### AIM OF THE EXERCISE:
Check each line of the data for "해당하는" and select those that have it.

### STORED RECORDS:
[Begin]

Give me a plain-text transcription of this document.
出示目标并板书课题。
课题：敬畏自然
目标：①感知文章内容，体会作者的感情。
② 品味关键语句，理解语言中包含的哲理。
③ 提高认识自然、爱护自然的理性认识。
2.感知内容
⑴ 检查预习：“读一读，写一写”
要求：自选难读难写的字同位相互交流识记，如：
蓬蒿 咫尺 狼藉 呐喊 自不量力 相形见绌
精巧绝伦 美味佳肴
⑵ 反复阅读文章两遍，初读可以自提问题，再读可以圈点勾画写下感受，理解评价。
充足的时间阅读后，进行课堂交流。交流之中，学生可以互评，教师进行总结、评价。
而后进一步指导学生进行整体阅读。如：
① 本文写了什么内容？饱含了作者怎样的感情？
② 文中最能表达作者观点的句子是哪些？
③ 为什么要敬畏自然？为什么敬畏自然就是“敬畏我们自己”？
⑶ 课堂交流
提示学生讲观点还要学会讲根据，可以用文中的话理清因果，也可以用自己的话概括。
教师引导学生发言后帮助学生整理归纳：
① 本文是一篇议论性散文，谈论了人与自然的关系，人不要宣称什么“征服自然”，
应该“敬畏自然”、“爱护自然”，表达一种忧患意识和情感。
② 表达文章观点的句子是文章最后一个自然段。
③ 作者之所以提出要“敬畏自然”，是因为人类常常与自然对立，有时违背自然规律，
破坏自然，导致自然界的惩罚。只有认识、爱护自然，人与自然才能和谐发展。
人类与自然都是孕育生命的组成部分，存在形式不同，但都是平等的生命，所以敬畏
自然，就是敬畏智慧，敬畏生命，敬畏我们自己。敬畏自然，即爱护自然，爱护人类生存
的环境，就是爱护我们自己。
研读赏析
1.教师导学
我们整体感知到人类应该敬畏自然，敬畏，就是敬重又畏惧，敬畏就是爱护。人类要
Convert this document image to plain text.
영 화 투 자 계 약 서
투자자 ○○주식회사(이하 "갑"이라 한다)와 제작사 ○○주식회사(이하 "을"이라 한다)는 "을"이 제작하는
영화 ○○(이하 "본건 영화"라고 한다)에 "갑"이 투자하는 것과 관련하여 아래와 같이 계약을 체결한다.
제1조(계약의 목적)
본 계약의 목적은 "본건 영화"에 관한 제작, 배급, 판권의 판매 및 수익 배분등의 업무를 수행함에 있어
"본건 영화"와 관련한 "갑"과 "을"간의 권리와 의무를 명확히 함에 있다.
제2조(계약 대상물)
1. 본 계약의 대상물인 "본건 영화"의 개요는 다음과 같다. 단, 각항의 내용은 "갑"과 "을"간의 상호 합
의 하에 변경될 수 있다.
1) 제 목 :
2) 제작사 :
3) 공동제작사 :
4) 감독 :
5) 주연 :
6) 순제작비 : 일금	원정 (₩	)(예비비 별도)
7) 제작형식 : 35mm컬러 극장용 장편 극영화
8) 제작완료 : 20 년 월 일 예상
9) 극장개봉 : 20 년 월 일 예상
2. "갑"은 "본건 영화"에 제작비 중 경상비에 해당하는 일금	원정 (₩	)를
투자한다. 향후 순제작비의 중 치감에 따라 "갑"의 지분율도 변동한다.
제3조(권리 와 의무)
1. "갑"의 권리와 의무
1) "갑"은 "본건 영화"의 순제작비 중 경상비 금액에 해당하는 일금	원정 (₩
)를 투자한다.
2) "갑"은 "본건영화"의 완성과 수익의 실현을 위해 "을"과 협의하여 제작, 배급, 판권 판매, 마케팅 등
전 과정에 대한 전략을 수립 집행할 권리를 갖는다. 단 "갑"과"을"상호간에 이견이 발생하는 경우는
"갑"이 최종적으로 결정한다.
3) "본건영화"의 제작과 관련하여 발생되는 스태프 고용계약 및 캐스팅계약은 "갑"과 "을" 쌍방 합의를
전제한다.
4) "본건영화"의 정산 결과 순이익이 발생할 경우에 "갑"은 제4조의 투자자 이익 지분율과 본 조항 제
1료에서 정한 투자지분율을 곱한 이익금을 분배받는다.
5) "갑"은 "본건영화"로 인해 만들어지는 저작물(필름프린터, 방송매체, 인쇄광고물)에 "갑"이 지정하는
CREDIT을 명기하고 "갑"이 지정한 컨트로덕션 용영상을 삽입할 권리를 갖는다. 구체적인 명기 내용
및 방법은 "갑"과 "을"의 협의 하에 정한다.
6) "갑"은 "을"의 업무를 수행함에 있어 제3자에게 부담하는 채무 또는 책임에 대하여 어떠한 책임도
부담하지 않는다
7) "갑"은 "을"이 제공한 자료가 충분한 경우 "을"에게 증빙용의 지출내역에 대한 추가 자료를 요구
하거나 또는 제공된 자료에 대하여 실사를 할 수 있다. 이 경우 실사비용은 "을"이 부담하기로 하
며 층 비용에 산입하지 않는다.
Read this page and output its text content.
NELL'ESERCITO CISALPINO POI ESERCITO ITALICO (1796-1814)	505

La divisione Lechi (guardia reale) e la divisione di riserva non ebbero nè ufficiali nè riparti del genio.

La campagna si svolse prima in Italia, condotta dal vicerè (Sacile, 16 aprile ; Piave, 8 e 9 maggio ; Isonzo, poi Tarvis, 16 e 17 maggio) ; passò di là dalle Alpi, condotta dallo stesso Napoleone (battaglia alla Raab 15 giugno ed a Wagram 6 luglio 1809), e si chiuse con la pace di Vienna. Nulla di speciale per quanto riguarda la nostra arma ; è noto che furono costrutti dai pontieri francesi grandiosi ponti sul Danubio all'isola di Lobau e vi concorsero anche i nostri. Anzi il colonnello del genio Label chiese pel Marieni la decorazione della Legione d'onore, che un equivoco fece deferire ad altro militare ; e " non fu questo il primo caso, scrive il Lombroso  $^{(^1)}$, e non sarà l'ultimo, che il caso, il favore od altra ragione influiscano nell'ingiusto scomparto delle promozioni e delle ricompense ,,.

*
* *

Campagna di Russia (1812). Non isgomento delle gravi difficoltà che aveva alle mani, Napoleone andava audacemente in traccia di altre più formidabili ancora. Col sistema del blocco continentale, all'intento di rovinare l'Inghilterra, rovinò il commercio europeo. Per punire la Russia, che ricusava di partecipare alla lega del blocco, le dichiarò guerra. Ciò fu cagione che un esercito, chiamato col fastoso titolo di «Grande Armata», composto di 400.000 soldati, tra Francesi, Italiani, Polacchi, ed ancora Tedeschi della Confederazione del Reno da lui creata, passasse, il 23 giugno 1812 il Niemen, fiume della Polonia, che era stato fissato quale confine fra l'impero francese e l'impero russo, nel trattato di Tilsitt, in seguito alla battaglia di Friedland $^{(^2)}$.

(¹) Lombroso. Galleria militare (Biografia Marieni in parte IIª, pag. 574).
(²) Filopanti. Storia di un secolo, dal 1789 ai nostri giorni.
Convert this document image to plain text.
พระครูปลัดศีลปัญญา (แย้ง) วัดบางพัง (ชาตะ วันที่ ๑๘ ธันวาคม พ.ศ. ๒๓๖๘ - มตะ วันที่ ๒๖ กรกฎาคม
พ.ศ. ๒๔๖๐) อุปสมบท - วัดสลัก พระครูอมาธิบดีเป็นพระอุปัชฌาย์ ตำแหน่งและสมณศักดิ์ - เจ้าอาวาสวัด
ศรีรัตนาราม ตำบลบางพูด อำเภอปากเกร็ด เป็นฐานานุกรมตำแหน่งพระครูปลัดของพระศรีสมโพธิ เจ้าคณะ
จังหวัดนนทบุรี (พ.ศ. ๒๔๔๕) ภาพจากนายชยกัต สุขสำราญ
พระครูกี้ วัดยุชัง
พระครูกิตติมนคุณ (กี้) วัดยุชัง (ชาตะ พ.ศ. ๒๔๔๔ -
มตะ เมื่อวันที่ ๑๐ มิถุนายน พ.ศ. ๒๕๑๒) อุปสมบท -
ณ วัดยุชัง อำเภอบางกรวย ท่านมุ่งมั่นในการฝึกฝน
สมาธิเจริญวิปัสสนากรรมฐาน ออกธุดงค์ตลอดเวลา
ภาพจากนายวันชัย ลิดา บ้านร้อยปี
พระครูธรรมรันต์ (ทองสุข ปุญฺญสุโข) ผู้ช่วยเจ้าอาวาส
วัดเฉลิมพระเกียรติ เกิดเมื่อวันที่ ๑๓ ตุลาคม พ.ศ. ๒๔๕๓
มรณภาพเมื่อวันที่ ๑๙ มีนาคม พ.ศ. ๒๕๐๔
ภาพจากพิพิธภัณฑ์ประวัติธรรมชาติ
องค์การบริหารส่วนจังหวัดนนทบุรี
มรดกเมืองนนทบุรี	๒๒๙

[End]

### EXPECTED OUTPUT:
2. "갑"은 "본건 영화"에 제작비 중 경상비에 해당하는 일금	원정 (₩	)를
1) "갑"은 "본건 영화"의 순제작비 중 경상비 금액에 해당하는 일금	원정 (₩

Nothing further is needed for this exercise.